WHAT IS NEEDED: Out of the entries that follow, copy each line containing "Protein".

Document layout analysis data:
------------------------

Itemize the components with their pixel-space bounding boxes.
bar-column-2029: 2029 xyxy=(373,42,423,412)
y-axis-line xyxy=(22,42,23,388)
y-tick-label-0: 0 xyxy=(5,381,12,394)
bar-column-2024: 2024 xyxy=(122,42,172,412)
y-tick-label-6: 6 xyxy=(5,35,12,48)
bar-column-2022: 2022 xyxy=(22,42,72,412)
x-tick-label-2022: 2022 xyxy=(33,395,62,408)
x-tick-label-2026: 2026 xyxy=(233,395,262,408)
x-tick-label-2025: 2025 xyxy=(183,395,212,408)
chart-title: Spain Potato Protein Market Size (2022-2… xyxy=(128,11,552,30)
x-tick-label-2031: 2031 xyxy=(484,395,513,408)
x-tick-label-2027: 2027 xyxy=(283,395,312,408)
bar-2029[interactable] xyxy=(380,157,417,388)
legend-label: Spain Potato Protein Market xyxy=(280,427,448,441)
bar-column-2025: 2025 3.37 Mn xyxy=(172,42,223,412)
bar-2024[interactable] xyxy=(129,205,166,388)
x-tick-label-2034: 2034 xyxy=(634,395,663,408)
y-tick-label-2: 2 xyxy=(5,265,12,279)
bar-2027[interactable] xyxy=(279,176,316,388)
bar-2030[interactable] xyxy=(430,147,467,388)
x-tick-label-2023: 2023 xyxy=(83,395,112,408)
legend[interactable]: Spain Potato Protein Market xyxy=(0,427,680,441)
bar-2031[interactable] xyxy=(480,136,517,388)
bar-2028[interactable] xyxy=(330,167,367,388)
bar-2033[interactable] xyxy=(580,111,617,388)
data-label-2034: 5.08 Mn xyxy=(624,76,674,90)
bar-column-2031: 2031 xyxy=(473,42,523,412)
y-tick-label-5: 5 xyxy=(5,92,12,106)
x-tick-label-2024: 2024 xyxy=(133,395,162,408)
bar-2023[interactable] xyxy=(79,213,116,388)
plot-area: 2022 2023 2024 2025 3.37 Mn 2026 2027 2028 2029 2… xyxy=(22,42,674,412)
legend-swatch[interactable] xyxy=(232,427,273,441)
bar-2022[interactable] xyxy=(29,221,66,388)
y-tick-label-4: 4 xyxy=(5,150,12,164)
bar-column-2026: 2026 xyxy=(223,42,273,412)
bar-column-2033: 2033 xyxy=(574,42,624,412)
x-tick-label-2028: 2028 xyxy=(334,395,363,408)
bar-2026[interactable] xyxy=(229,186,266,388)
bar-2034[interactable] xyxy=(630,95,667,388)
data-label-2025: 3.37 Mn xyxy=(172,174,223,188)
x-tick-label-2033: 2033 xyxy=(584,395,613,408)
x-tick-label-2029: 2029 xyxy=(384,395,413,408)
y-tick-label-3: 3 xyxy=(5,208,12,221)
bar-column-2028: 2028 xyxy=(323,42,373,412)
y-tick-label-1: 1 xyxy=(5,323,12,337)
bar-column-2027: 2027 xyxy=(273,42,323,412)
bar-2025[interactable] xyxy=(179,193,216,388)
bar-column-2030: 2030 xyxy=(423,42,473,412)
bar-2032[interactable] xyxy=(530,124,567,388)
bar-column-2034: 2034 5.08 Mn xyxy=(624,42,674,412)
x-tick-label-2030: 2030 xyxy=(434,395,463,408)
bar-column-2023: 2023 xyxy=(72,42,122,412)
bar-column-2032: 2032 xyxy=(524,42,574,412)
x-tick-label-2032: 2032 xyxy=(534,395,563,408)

------------------------

OUTPUT OF THE TASK:
chart-title: Spain Potato Protein Market Size (2022-2… xyxy=(128,11,552,30)
legend-label: Spain Potato Protein Market xyxy=(280,427,448,441)
legend[interactable]: Spain Potato Protein Market xyxy=(0,427,680,441)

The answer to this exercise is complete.